====== RECORD SET

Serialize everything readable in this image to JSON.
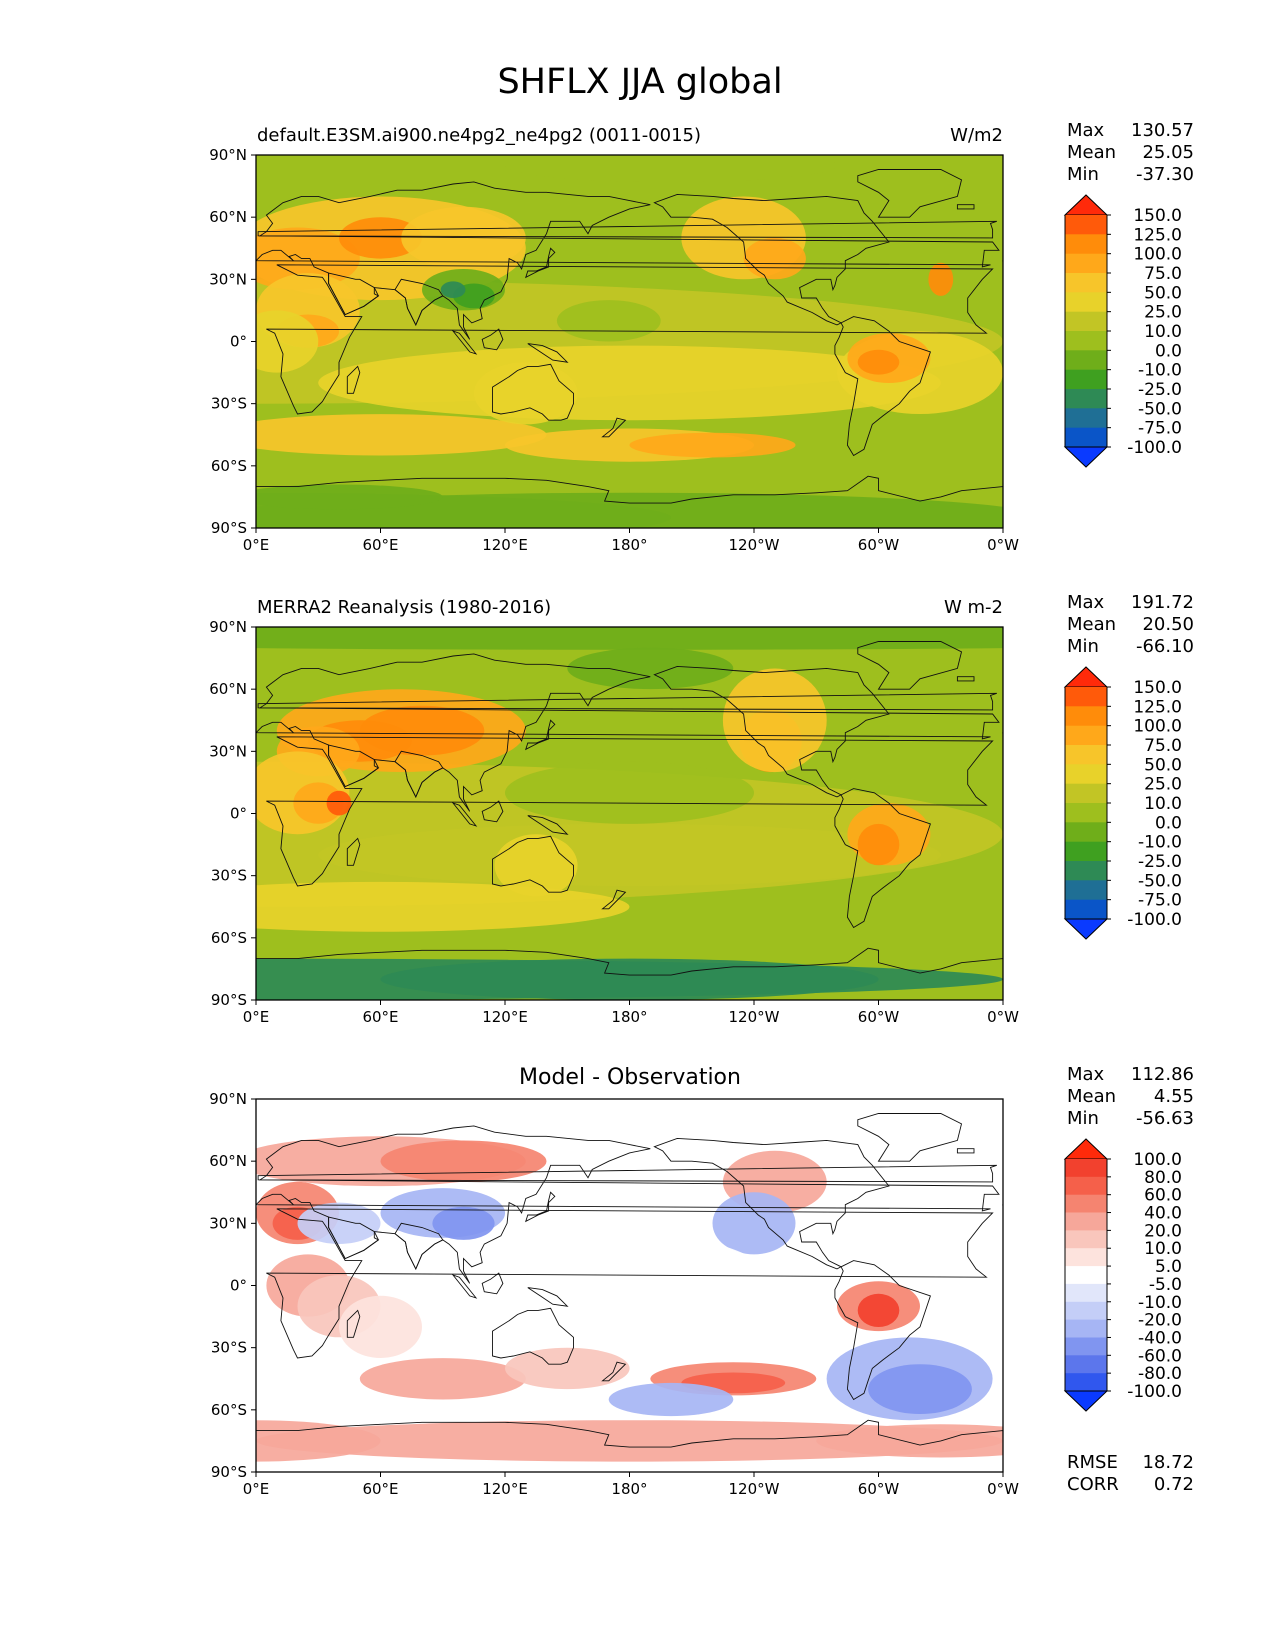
{
  "figure": {
    "title": "SHFLX JJA global"
  },
  "axes": {
    "lat_ticks": [
      "90°N",
      "60°N",
      "30°N",
      "0°",
      "30°S",
      "60°S",
      "90°S"
    ],
    "lon_ticks": [
      "0°E",
      "60°E",
      "120°E",
      "180°",
      "120°W",
      "60°W",
      "0°W"
    ]
  },
  "panels": [
    {
      "left_title": "default.E3SM.ai900.ne4pg2_ne4pg2 (0011-0015)",
      "center_title": "",
      "units": "W/m2",
      "stats": {
        "max_label": "Max",
        "max": "130.57",
        "mean_label": "Mean",
        "mean": "25.05",
        "min_label": "Min",
        "min": "-37.30"
      },
      "colorbar": {
        "levels": [
          "150.0",
          "125.0",
          "100.0",
          "75.0",
          "50.0",
          "25.0",
          "10.0",
          "0.0",
          "-10.0",
          "-25.0",
          "-50.0",
          "-75.0",
          "-100.0"
        ],
        "colors": [
          "#ff2a0a",
          "#ff5a0a",
          "#ff8c0a",
          "#ffa81a",
          "#f7c52a",
          "#e8d22a",
          "#c2c525",
          "#9ebf1e",
          "#6fae1a",
          "#3fa020",
          "#2e8a55",
          "#1f6f95",
          "#0a55c8",
          "#0a3aff"
        ]
      },
      "map": {
        "field": "model"
      }
    },
    {
      "left_title": "MERRA2 Reanalysis (1980-2016)",
      "center_title": "",
      "units": "W m-2",
      "stats": {
        "max_label": "Max",
        "max": "191.72",
        "mean_label": "Mean",
        "mean": "20.50",
        "min_label": "Min",
        "min": "-66.10"
      },
      "colorbar": {
        "levels": [
          "150.0",
          "125.0",
          "100.0",
          "75.0",
          "50.0",
          "25.0",
          "10.0",
          "0.0",
          "-10.0",
          "-25.0",
          "-50.0",
          "-75.0",
          "-100.0"
        ],
        "colors": [
          "#ff2a0a",
          "#ff5a0a",
          "#ff8c0a",
          "#ffa81a",
          "#f7c52a",
          "#e8d22a",
          "#c2c525",
          "#9ebf1e",
          "#6fae1a",
          "#3fa020",
          "#2e8a55",
          "#1f6f95",
          "#0a55c8",
          "#0a3aff"
        ]
      },
      "map": {
        "field": "obs"
      }
    },
    {
      "left_title": "",
      "center_title": "Model - Observation",
      "units": "",
      "stats": {
        "max_label": "Max",
        "max": "112.86",
        "mean_label": "Mean",
        "mean": "4.55",
        "min_label": "Min",
        "min": "-56.63"
      },
      "extra_stats": {
        "rmse_label": "RMSE",
        "rmse": "18.72",
        "corr_label": "CORR",
        "corr": "0.72"
      },
      "colorbar": {
        "levels": [
          "100.0",
          "80.0",
          "60.0",
          "40.0",
          "20.0",
          "10.0",
          "5.0",
          "-5.0",
          "-10.0",
          "-20.0",
          "-40.0",
          "-60.0",
          "-80.0",
          "-100.0"
        ],
        "colors": [
          "#ff2a0a",
          "#f2412e",
          "#f5604a",
          "#f58470",
          "#f6a79a",
          "#f9c6bc",
          "#fde3dd",
          "#ffffff",
          "#e1e6fa",
          "#c4cef7",
          "#a6b5f4",
          "#8095f0",
          "#5c76ec",
          "#3057ee",
          "#0a3aff"
        ]
      },
      "map": {
        "field": "diff"
      }
    }
  ]
}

============

WRITTEN PROBLEM:
Restate the data above exactly, stripping out each image.

SOLUTION FOR THIS EXERCISE:
Serialize everything readable in this image to JSON.
{
  "figure": {
    "title": "SHFLX JJA global"
  },
  "axes": {
    "lat_ticks": [
      "90°N",
      "60°N",
      "30°N",
      "0°",
      "30°S",
      "60°S",
      "90°S"
    ],
    "lon_ticks": [
      "0°E",
      "60°E",
      "120°E",
      "180°",
      "120°W",
      "60°W",
      "0°W"
    ]
  },
  "panels": [
    {
      "left_title": "default.E3SM.ai900.ne4pg2_ne4pg2 (0011-0015)",
      "center_title": "",
      "units": "W/m2",
      "stats": {
        "max_label": "Max",
        "max": "130.57",
        "mean_label": "Mean",
        "mean": "25.05",
        "min_label": "Min",
        "min": "-37.30"
      },
      "colorbar": {
        "levels": [
          "150.0",
          "125.0",
          "100.0",
          "75.0",
          "50.0",
          "25.0",
          "10.0",
          "0.0",
          "-10.0",
          "-25.0",
          "-50.0",
          "-75.0",
          "-100.0"
        ],
        "colors": [
          "#ff2a0a",
          "#ff5a0a",
          "#ff8c0a",
          "#ffa81a",
          "#f7c52a",
          "#e8d22a",
          "#c2c525",
          "#9ebf1e",
          "#6fae1a",
          "#3fa020",
          "#2e8a55",
          "#1f6f95",
          "#0a55c8",
          "#0a3aff"
        ]
      },
      "map": {
        "field": "model"
      }
    },
    {
      "left_title": "MERRA2 Reanalysis (1980-2016)",
      "center_title": "",
      "units": "W m-2",
      "stats": {
        "max_label": "Max",
        "max": "191.72",
        "mean_label": "Mean",
        "mean": "20.50",
        "min_label": "Min",
        "min": "-66.10"
      },
      "colorbar": {
        "levels": [
          "150.0",
          "125.0",
          "100.0",
          "75.0",
          "50.0",
          "25.0",
          "10.0",
          "0.0",
          "-10.0",
          "-25.0",
          "-50.0",
          "-75.0",
          "-100.0"
        ],
        "colors": [
          "#ff2a0a",
          "#ff5a0a",
          "#ff8c0a",
          "#ffa81a",
          "#f7c52a",
          "#e8d22a",
          "#c2c525",
          "#9ebf1e",
          "#6fae1a",
          "#3fa020",
          "#2e8a55",
          "#1f6f95",
          "#0a55c8",
          "#0a3aff"
        ]
      },
      "map": {
        "field": "obs"
      }
    },
    {
      "left_title": "",
      "center_title": "Model - Observation",
      "units": "",
      "stats": {
        "max_label": "Max",
        "max": "112.86",
        "mean_label": "Mean",
        "mean": "4.55",
        "min_label": "Min",
        "min": "-56.63"
      },
      "extra_stats": {
        "rmse_label": "RMSE",
        "rmse": "18.72",
        "corr_label": "CORR",
        "corr": "0.72"
      },
      "colorbar": {
        "levels": [
          "100.0",
          "80.0",
          "60.0",
          "40.0",
          "20.0",
          "10.0",
          "5.0",
          "-5.0",
          "-10.0",
          "-20.0",
          "-40.0",
          "-60.0",
          "-80.0",
          "-100.0"
        ],
        "colors": [
          "#ff2a0a",
          "#f2412e",
          "#f5604a",
          "#f58470",
          "#f6a79a",
          "#f9c6bc",
          "#fde3dd",
          "#ffffff",
          "#e1e6fa",
          "#c4cef7",
          "#a6b5f4",
          "#8095f0",
          "#5c76ec",
          "#3057ee",
          "#0a3aff"
        ]
      },
      "map": {
        "field": "diff"
      }
    }
  ]
}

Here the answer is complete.